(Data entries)
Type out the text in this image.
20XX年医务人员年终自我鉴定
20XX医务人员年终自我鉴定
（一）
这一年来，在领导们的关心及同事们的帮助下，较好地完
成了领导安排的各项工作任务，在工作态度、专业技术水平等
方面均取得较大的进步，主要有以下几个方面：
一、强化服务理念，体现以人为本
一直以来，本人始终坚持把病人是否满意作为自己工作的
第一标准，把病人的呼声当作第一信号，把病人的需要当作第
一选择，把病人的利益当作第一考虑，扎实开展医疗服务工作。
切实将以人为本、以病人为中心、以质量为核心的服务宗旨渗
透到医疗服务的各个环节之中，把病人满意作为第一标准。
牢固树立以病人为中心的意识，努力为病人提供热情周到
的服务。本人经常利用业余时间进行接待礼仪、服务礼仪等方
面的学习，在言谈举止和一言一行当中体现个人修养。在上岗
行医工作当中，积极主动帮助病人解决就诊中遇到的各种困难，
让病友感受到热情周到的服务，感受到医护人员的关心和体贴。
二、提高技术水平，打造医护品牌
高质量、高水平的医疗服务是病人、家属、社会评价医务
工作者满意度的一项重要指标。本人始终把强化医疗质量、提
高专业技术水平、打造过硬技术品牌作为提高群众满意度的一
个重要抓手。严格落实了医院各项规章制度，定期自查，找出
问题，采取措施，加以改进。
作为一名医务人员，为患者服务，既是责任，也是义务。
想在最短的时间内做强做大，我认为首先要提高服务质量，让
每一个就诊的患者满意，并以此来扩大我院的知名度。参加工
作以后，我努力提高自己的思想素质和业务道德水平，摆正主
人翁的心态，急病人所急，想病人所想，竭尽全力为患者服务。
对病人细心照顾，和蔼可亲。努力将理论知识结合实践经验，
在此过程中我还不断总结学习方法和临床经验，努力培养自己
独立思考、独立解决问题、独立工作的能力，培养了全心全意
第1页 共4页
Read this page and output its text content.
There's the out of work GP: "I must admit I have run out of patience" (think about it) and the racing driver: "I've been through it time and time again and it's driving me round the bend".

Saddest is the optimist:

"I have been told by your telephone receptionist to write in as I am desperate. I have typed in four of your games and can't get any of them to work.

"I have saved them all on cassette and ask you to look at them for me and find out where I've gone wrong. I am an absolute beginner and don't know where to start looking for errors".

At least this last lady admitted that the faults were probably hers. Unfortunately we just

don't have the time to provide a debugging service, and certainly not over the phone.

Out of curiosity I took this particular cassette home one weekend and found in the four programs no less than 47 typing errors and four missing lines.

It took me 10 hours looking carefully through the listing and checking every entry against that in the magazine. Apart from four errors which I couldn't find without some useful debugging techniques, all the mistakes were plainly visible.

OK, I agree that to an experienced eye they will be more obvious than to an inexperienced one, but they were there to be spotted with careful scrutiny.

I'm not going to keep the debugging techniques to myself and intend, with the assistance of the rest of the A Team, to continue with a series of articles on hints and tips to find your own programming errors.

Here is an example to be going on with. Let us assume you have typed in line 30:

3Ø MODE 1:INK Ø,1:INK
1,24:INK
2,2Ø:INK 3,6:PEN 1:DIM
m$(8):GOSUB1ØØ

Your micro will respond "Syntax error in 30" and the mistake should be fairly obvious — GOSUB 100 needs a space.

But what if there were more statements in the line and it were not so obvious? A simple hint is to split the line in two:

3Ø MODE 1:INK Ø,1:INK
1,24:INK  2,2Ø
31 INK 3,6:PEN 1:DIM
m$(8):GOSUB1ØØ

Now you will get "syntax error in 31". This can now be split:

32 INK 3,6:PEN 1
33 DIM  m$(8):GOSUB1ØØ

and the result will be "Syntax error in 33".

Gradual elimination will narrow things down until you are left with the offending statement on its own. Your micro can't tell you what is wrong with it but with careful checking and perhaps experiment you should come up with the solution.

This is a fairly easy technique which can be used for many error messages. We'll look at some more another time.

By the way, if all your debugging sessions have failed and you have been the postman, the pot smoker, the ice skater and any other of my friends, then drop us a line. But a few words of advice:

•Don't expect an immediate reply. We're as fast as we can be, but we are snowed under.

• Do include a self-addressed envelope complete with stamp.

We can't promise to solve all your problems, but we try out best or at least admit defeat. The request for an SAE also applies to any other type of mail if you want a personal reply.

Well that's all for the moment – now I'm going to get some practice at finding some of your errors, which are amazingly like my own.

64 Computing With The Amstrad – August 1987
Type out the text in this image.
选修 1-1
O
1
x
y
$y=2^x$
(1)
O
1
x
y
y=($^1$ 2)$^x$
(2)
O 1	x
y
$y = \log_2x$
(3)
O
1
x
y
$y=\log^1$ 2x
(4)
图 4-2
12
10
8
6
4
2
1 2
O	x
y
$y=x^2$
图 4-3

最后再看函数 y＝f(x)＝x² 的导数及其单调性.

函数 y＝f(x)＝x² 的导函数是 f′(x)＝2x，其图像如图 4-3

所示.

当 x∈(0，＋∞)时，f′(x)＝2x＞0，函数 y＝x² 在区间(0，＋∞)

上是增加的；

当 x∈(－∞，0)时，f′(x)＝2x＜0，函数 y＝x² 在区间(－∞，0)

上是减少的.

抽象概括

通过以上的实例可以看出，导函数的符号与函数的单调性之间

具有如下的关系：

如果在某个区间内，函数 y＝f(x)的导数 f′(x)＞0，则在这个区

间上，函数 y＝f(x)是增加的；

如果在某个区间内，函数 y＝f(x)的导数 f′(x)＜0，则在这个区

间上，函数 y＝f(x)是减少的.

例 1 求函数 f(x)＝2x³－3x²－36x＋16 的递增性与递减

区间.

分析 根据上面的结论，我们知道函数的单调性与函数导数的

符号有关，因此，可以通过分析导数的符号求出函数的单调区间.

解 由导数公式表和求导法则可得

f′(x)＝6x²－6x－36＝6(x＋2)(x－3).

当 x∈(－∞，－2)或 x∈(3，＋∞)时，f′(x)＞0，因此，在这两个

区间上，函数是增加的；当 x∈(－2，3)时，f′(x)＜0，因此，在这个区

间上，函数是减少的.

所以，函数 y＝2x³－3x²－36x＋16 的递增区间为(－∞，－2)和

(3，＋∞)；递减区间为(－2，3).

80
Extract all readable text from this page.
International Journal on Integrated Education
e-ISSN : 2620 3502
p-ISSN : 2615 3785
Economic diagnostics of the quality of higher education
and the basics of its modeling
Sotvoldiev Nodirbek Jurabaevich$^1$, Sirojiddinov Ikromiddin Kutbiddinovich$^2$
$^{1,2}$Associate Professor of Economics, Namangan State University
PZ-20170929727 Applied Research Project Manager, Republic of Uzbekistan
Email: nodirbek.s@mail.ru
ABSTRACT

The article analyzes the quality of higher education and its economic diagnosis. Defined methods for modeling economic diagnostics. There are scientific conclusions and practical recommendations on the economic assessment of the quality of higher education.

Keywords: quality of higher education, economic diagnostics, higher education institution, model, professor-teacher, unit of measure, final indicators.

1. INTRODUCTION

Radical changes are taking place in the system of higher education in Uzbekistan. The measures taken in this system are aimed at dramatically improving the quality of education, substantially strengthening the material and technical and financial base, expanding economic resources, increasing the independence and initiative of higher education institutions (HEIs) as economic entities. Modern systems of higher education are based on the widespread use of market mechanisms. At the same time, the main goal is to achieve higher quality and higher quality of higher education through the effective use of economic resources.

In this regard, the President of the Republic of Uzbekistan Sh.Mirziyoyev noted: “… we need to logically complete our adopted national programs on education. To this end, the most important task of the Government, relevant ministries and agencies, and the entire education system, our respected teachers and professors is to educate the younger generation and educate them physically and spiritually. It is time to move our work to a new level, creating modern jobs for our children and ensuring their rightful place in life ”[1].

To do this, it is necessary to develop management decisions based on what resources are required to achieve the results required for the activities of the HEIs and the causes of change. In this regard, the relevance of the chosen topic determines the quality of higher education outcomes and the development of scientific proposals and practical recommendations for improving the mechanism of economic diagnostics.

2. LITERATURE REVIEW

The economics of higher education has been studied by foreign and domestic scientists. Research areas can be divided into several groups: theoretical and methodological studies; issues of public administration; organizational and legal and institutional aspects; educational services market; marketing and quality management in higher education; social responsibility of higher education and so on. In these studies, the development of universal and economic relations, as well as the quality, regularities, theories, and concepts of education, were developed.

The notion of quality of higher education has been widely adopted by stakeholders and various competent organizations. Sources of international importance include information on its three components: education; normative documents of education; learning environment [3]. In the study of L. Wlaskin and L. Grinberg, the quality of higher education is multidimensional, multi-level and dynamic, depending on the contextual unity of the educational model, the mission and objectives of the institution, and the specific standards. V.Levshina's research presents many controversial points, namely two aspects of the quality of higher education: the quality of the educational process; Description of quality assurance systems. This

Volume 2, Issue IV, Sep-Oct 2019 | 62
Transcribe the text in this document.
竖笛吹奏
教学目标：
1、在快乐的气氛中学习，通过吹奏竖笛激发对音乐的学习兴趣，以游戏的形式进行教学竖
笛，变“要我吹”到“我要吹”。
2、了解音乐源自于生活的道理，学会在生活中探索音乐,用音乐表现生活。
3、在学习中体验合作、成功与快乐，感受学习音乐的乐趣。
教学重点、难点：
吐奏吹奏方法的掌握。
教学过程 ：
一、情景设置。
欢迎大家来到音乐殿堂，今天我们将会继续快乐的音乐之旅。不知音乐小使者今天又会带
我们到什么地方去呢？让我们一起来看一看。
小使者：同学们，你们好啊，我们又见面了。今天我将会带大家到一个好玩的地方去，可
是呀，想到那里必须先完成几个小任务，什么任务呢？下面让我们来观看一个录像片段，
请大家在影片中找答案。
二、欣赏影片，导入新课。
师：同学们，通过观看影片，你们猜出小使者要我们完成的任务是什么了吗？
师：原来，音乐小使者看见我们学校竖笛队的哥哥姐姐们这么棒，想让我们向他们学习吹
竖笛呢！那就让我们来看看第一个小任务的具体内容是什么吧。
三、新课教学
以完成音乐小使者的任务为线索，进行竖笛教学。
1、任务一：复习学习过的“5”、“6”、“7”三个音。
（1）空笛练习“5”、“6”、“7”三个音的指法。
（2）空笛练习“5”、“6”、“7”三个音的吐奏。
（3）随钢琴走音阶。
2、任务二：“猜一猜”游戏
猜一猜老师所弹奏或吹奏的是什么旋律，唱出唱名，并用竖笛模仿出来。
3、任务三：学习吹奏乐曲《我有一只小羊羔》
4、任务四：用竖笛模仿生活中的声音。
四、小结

[PROBLEM REQUIREMENTS]: Copy each line above that contains the word "cassette".

[EXERCISE OUTPUT]:
"I have saved them all on cassette and ask you to look at them for me and find out where I've gone wrong. I am an absolute beginner and don't know where to start looking for errors".
Out of curiosity I took this particular cassette home one weekend and found in the four programs no less than 47 typing errors and four missing lines.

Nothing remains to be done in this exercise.